Rename "flame-icon" to "fire-icon" in the data, from the first line through the line containing "x-tick-label: 18:46:00 bbox=[669, 917, 733, 934]", inclusive, and give those lines back with nothing else changed.
————
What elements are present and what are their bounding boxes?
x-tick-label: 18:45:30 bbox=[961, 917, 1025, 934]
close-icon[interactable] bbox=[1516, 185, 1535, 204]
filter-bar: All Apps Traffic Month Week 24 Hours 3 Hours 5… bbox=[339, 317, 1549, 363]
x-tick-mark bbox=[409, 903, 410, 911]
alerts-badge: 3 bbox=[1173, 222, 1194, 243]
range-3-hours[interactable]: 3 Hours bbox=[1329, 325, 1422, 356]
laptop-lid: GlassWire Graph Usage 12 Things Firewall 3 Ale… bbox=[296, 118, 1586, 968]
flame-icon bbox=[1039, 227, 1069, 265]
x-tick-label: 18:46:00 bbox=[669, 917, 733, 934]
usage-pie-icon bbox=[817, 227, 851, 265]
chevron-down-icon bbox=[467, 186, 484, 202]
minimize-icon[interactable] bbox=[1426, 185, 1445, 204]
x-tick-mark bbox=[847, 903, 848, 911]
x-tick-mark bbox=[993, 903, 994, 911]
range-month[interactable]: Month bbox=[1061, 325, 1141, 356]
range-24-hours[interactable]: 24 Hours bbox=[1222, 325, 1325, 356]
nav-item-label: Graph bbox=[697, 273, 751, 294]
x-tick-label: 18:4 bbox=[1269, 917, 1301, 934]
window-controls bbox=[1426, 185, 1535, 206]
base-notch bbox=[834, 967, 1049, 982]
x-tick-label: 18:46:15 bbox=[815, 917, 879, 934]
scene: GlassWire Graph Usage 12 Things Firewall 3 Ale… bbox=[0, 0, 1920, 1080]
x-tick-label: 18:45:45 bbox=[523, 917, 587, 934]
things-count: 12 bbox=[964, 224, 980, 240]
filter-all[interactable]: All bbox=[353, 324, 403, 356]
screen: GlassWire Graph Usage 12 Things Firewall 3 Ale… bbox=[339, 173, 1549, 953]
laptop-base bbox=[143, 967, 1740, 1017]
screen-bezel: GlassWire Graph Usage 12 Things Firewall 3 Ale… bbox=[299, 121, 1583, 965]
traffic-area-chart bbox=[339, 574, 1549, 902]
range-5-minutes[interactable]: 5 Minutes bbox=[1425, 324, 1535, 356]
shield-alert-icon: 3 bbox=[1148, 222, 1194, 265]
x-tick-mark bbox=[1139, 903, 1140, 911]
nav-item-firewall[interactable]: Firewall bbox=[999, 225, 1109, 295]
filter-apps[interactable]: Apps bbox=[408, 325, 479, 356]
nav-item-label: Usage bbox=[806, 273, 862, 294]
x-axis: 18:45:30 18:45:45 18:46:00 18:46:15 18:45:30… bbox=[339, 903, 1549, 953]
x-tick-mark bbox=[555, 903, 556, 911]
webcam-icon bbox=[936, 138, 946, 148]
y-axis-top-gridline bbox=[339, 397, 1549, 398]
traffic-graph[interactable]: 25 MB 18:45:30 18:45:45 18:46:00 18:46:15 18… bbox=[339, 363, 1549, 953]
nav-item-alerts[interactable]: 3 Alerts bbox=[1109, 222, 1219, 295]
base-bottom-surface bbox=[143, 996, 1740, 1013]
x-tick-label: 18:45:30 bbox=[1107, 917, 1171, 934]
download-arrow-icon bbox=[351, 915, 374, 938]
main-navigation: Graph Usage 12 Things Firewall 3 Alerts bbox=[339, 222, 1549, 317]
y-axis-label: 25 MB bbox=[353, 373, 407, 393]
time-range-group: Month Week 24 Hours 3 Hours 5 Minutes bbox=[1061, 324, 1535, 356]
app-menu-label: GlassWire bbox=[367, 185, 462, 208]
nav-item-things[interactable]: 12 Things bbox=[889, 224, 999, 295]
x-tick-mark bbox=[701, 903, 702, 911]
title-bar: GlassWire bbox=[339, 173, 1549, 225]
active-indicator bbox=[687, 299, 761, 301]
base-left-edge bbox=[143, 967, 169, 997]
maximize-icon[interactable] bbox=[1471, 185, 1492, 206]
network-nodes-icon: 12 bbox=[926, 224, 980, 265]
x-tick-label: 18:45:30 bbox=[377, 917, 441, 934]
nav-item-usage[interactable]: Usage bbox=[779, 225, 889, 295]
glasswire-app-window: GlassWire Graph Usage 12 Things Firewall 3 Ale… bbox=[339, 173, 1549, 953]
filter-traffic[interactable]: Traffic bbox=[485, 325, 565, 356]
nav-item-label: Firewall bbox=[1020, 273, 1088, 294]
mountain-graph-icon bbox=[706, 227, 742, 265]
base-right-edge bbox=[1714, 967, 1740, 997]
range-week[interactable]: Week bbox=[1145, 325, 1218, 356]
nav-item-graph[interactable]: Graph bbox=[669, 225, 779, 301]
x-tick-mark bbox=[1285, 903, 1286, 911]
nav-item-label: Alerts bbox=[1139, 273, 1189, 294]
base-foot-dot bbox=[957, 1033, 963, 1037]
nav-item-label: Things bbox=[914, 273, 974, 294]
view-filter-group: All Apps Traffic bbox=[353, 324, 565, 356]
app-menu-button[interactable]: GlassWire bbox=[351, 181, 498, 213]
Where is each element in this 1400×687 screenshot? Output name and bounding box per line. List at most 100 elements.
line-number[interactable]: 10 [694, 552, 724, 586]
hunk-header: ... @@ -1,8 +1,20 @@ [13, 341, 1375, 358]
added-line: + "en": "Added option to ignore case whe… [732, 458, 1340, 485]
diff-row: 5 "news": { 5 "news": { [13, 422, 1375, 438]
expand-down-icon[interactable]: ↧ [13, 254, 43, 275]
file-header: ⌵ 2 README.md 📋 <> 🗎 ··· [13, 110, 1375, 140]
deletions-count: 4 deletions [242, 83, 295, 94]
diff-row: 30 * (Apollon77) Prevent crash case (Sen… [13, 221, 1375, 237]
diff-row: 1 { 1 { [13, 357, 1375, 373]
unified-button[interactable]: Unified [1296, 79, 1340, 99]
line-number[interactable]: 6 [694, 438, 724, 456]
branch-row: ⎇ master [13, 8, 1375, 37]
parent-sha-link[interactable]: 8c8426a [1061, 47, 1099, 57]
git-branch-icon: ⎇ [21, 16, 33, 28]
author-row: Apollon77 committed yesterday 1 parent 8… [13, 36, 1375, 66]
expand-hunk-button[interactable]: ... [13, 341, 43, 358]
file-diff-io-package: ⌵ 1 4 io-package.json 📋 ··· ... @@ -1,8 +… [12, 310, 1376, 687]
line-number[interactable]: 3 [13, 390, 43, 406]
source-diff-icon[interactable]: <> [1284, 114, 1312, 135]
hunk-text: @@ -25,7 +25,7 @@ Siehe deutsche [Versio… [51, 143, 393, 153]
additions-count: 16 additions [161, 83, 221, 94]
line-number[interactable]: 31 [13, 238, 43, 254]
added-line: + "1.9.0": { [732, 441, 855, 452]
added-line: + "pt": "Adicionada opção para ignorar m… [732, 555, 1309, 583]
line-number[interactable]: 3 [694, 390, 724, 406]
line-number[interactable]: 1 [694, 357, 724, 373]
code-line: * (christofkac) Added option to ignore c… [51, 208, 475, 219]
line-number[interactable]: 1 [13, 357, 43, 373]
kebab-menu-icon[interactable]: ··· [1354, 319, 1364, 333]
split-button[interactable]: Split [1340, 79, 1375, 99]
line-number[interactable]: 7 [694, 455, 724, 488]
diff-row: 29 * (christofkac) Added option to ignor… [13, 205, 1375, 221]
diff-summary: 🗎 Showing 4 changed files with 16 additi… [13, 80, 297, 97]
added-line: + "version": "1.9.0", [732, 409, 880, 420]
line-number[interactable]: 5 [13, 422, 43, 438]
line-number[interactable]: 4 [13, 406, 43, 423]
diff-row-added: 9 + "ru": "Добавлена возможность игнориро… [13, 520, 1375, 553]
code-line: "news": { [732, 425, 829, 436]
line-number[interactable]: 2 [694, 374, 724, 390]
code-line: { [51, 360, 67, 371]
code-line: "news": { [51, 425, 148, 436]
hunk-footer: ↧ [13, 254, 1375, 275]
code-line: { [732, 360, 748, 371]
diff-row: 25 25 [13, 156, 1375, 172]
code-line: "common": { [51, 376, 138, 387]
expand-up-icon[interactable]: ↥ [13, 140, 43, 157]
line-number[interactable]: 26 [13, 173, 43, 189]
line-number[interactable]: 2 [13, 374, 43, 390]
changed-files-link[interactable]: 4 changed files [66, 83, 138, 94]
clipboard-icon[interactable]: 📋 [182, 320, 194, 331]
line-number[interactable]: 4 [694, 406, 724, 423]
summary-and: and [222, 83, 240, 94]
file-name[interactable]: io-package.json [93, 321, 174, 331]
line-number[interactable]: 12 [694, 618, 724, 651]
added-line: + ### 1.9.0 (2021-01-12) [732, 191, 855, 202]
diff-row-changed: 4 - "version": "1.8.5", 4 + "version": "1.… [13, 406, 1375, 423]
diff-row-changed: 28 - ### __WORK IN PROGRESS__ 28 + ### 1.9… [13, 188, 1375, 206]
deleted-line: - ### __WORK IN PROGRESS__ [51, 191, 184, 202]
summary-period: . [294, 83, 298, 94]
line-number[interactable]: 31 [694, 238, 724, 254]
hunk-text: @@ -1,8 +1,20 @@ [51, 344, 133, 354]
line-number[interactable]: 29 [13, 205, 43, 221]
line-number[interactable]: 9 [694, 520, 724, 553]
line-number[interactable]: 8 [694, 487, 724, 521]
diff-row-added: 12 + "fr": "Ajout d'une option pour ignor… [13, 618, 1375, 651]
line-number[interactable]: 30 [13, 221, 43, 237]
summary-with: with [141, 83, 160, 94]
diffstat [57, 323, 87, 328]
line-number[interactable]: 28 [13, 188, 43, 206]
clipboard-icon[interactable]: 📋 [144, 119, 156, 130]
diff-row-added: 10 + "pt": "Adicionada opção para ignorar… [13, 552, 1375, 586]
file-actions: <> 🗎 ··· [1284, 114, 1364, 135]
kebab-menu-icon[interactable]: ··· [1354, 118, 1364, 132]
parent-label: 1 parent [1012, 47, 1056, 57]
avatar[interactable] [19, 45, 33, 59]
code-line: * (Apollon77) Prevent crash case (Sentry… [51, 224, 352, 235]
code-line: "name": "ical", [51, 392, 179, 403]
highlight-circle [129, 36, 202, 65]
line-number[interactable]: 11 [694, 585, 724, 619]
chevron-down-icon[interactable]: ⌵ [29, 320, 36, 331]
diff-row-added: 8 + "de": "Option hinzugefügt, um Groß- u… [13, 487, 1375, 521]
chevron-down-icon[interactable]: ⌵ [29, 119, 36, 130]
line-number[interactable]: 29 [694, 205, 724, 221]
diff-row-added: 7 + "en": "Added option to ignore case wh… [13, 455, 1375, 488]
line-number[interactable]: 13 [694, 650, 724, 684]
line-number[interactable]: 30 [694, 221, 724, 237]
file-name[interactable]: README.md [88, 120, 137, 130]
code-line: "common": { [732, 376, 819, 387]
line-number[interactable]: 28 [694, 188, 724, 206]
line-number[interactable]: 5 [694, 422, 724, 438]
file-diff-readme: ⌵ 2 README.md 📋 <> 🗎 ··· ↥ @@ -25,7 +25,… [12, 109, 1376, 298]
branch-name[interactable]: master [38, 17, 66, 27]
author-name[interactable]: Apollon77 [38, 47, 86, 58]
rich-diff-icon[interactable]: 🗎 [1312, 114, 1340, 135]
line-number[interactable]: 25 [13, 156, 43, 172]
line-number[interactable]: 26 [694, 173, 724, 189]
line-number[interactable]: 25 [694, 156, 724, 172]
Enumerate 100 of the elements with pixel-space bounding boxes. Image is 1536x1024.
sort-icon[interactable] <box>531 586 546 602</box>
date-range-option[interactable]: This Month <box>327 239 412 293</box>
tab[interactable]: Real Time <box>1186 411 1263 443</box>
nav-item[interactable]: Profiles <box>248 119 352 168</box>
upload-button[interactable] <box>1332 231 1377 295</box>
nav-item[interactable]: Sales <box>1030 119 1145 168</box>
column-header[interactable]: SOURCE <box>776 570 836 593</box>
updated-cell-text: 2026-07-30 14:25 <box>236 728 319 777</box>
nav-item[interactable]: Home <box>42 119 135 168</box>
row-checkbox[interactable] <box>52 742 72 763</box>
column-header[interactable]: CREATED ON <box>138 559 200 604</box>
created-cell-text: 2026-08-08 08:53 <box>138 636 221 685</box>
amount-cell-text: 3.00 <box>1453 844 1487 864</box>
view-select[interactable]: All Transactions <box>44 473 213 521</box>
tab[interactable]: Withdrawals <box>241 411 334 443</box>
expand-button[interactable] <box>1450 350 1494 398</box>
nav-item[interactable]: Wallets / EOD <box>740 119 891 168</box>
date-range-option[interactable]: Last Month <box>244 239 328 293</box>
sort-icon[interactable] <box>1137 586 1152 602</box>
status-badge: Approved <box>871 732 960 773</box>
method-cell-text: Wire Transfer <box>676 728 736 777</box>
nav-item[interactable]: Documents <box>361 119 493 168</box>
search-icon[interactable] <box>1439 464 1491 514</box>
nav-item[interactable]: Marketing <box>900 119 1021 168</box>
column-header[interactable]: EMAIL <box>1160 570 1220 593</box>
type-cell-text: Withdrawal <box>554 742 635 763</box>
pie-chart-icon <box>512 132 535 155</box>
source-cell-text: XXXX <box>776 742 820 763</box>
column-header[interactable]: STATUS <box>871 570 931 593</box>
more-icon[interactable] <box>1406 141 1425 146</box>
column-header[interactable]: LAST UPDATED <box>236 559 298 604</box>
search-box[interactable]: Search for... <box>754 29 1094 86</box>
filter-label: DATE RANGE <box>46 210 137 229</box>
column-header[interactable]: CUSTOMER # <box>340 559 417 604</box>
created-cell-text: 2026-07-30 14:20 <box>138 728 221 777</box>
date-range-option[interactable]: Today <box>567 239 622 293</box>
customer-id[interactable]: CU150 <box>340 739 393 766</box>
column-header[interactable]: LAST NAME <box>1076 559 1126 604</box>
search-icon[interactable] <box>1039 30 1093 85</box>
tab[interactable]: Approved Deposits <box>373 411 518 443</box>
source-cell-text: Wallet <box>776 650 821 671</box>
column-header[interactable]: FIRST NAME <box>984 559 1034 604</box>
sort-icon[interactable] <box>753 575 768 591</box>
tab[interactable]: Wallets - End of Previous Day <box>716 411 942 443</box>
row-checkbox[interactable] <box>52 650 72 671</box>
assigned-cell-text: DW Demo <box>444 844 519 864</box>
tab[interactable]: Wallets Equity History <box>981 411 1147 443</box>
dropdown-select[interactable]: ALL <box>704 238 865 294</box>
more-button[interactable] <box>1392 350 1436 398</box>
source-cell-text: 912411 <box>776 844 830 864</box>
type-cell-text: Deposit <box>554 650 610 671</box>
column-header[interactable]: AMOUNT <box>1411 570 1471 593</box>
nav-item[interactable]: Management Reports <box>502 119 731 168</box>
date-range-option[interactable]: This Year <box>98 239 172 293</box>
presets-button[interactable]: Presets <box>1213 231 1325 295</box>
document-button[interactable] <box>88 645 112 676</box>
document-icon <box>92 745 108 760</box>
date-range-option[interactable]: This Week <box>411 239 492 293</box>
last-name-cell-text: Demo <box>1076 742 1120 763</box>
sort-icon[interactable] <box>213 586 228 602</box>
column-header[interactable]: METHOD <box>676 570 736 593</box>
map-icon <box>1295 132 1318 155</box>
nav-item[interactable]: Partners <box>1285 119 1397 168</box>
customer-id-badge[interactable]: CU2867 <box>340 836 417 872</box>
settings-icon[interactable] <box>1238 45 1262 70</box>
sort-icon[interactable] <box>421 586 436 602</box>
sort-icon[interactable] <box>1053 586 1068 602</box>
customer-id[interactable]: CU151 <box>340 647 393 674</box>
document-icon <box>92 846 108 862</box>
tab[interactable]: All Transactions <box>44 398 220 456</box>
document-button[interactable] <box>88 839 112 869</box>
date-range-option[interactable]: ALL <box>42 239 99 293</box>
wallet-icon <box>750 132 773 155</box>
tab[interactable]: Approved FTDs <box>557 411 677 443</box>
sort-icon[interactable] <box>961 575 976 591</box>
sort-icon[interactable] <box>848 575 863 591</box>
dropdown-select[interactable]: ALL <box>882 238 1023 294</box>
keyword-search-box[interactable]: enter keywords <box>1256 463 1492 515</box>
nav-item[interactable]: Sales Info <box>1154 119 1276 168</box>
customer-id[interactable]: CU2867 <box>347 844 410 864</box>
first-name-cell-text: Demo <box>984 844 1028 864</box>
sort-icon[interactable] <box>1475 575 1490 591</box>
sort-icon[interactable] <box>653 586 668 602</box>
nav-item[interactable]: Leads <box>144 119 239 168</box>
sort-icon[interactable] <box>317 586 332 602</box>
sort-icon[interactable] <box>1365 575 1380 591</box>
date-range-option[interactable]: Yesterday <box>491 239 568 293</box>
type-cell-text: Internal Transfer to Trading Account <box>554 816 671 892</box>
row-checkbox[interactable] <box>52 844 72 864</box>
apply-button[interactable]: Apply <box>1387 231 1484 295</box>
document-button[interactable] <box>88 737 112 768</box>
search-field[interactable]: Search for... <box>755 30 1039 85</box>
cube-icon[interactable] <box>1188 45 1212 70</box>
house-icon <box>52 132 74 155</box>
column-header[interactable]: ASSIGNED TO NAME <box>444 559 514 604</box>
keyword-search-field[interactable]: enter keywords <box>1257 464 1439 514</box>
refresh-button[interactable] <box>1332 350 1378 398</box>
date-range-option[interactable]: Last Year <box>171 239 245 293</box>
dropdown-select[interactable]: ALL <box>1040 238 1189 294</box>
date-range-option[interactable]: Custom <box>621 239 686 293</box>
————
• THE COMPLETED TASK:
What elements are present and what are their bounding boxes?
x-tick-label: 18:45:30 bbox=[961, 917, 1025, 934]
close-icon[interactable] bbox=[1516, 185, 1535, 204]
filter-bar: All Apps Traffic Month Week 24 Hours 3 Hours 5… bbox=[339, 317, 1549, 363]
x-tick-mark bbox=[409, 903, 410, 911]
alerts-badge: 3 bbox=[1173, 222, 1194, 243]
range-3-hours[interactable]: 3 Hours bbox=[1329, 325, 1422, 356]
laptop-lid: GlassWire Graph Usage 12 Things Firewall 3 Ale… bbox=[296, 118, 1586, 968]
fire-icon bbox=[1039, 227, 1069, 265]
x-tick-label: 18:46:00 bbox=[669, 917, 733, 934]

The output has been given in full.